━━━━━ The data ━━━━━

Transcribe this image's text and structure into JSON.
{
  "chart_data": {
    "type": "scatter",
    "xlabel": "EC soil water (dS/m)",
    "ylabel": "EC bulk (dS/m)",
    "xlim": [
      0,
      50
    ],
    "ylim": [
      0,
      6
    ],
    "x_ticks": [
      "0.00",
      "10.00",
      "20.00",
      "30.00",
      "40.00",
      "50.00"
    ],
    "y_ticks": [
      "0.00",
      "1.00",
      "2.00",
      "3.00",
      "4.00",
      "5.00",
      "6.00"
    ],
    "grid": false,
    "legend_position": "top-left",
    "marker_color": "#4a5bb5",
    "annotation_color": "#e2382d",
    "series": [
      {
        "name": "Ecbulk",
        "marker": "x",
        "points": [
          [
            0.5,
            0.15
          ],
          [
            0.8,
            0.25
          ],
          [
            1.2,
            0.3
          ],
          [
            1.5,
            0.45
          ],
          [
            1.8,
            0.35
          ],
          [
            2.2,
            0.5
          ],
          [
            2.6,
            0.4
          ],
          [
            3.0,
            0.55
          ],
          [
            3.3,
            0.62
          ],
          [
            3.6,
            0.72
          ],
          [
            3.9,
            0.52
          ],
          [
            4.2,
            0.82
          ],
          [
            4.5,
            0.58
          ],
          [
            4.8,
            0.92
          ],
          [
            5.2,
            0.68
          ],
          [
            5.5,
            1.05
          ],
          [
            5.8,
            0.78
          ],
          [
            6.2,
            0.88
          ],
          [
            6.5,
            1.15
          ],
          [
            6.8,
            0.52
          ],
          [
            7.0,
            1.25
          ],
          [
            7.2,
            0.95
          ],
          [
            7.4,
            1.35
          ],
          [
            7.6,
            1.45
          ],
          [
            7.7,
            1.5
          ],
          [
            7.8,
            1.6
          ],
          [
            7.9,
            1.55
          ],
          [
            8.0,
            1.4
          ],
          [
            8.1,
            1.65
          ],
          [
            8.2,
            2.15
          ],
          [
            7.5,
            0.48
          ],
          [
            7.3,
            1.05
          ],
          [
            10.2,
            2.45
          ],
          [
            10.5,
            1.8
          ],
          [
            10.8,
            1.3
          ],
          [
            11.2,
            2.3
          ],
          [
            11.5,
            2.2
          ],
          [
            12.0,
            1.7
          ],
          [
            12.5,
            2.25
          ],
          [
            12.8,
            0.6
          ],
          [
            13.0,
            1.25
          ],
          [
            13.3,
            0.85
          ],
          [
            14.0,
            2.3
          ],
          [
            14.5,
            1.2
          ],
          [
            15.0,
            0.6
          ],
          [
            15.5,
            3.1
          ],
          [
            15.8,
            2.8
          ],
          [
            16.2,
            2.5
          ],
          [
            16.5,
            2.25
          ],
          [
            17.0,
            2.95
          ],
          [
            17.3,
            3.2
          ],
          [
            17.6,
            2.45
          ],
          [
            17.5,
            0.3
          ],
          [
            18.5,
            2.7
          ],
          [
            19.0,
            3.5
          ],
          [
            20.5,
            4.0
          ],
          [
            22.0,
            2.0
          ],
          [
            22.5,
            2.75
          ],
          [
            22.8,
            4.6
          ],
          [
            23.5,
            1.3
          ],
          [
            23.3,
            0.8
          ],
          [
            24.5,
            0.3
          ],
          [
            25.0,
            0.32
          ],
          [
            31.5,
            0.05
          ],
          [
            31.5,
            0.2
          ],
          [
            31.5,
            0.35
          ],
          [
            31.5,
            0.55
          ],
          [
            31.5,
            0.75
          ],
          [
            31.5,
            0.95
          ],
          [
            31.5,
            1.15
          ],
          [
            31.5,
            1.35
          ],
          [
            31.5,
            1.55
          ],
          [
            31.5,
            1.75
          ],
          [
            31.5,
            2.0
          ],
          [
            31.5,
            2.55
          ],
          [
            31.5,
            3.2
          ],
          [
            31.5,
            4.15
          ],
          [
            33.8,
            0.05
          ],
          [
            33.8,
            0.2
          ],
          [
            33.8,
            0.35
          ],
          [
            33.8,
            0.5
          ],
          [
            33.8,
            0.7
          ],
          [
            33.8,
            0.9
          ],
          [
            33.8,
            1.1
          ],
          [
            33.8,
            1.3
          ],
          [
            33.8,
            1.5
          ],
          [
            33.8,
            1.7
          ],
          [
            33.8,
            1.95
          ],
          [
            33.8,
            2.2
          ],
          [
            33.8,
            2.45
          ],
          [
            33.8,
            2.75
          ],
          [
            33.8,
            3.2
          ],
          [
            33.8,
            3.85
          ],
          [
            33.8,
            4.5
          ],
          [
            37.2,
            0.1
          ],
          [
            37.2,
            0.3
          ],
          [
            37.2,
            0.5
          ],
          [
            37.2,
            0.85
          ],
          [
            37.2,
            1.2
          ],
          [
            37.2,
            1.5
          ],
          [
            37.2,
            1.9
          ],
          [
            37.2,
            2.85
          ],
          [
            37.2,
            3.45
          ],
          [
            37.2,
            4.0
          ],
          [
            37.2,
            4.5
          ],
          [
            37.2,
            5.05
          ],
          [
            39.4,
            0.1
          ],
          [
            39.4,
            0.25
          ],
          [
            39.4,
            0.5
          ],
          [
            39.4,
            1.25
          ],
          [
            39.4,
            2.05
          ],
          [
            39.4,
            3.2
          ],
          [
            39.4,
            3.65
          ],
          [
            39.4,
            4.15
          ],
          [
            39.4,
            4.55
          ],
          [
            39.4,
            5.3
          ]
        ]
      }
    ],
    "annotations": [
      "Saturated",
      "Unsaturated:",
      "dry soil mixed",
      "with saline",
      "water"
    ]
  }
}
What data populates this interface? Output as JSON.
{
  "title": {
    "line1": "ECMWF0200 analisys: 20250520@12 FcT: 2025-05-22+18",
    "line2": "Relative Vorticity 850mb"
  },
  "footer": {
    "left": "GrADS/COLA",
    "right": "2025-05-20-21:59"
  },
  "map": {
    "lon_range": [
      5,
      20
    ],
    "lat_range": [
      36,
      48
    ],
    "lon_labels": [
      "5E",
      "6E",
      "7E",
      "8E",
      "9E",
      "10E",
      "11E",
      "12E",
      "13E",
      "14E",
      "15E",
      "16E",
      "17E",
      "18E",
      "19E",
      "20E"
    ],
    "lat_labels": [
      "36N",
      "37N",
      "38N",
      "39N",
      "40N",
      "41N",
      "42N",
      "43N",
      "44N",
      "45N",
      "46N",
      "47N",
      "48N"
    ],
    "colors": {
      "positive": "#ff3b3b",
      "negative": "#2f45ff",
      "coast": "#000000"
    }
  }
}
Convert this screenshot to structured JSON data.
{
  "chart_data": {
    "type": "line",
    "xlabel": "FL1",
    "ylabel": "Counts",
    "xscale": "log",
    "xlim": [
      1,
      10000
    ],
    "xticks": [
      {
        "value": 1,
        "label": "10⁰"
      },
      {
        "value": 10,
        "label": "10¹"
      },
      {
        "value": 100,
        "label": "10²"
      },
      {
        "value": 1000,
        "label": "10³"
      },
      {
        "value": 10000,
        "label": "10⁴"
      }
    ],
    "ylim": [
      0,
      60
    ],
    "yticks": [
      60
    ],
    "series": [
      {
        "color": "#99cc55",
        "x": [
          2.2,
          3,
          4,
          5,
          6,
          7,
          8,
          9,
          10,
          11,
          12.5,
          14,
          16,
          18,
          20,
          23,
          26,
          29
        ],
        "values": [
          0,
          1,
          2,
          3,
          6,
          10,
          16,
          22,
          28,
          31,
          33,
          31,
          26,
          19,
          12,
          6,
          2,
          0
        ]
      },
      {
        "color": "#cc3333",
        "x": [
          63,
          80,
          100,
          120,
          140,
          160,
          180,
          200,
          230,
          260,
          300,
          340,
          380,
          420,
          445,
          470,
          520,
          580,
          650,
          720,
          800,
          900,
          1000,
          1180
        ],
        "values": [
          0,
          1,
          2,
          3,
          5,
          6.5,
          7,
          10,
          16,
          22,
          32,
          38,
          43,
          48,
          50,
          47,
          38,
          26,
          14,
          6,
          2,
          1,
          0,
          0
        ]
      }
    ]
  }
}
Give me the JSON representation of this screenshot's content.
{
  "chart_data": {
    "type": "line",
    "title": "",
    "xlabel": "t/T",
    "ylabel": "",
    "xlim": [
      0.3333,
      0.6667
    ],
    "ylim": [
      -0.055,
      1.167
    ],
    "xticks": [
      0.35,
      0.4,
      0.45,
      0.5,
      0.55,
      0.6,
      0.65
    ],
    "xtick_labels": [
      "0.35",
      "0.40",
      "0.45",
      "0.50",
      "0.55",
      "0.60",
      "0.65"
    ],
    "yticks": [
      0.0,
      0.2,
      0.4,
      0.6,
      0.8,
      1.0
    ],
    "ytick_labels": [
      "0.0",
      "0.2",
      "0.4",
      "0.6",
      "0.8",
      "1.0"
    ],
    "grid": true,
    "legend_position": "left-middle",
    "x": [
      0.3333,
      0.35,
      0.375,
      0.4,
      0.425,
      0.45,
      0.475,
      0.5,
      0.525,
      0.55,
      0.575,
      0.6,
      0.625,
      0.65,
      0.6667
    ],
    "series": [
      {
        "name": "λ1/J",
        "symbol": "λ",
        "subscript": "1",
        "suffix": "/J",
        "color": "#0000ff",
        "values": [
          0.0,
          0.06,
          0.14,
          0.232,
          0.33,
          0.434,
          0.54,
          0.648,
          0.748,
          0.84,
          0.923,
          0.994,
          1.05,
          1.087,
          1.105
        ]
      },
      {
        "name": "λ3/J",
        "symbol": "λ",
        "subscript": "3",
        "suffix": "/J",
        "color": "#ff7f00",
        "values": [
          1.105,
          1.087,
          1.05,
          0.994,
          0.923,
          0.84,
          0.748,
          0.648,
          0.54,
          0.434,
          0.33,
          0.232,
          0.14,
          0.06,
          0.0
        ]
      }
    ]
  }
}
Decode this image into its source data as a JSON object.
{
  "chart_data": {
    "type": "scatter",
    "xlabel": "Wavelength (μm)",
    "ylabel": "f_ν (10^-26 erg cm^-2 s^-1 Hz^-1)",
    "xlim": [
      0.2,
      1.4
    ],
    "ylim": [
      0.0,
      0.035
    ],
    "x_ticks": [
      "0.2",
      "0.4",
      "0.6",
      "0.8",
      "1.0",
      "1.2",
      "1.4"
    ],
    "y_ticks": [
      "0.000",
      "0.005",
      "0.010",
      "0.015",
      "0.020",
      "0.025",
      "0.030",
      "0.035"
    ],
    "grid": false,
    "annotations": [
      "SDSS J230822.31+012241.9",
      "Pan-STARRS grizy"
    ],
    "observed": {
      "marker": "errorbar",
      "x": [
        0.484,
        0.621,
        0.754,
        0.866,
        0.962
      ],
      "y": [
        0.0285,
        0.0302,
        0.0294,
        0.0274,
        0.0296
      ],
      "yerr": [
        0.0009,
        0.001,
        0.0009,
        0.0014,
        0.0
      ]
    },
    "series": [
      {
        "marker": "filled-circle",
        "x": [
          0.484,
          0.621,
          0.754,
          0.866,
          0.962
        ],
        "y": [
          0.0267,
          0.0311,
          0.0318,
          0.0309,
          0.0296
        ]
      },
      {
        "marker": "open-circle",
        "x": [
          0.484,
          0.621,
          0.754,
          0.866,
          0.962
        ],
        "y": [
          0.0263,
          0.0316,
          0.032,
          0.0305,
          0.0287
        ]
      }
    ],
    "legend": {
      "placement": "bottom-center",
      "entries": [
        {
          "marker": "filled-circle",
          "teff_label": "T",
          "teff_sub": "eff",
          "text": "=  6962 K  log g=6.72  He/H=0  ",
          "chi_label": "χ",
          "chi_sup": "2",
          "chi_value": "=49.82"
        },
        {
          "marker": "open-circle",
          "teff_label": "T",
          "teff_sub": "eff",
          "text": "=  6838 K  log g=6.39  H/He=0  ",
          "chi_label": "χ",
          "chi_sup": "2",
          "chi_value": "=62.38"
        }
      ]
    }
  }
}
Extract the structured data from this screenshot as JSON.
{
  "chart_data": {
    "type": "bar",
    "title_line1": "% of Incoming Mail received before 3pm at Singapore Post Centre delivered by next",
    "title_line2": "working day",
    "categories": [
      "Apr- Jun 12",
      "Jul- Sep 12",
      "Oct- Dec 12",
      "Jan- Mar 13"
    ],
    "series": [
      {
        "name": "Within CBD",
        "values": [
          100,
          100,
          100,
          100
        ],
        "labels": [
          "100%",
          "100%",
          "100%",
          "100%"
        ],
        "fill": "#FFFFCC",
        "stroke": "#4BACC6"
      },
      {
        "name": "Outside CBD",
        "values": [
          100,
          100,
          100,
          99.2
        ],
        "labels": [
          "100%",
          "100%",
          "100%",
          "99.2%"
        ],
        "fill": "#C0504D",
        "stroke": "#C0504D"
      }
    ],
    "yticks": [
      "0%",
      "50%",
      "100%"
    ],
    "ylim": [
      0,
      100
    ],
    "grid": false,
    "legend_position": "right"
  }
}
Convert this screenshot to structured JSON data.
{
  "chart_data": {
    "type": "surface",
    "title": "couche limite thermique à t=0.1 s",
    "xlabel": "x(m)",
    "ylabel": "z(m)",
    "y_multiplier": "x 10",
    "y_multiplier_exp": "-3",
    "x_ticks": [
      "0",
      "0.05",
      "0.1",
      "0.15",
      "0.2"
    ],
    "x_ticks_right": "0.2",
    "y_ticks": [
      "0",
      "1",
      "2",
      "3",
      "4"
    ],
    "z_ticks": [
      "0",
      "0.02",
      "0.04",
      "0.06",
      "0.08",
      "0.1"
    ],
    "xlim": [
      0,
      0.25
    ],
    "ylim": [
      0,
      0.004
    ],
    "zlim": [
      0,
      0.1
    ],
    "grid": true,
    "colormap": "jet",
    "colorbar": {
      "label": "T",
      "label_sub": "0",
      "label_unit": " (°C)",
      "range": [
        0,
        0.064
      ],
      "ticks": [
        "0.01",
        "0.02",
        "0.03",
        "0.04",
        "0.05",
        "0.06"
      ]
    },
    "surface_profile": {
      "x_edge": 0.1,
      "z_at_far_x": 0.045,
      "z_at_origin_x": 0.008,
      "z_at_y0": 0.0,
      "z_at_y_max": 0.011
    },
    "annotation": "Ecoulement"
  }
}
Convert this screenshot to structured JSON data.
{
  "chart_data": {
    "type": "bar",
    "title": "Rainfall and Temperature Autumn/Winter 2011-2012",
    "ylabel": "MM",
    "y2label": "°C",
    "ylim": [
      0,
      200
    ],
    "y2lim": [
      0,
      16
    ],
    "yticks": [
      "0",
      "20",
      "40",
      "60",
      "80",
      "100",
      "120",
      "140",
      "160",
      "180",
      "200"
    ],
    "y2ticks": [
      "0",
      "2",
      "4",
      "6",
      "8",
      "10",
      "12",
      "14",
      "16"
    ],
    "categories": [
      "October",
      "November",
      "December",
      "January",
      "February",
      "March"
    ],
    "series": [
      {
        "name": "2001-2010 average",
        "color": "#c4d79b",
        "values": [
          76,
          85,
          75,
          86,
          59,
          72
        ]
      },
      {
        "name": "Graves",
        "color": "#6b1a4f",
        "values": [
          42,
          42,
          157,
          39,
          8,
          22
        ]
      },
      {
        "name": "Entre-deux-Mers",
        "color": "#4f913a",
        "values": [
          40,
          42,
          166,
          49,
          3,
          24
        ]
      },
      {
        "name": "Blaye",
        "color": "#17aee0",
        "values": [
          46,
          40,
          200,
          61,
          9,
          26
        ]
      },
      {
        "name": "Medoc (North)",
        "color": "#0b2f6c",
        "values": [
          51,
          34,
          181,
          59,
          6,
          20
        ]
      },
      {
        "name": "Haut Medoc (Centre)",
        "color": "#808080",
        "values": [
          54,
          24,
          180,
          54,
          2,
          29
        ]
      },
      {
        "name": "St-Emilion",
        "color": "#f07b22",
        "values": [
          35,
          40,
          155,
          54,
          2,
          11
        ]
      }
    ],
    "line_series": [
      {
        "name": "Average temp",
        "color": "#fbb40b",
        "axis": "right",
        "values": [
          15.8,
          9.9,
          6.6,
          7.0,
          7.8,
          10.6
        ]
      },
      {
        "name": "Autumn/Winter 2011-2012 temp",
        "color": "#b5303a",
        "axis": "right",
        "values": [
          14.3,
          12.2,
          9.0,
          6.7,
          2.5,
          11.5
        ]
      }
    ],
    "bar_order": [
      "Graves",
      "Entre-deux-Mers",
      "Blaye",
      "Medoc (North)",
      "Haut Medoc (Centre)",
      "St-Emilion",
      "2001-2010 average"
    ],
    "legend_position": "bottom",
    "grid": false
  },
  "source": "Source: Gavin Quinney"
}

━━━━━

[Exercise requirements] Only the number is wanted: how many lines contain the string "Medoc"?

[Response to the task] 4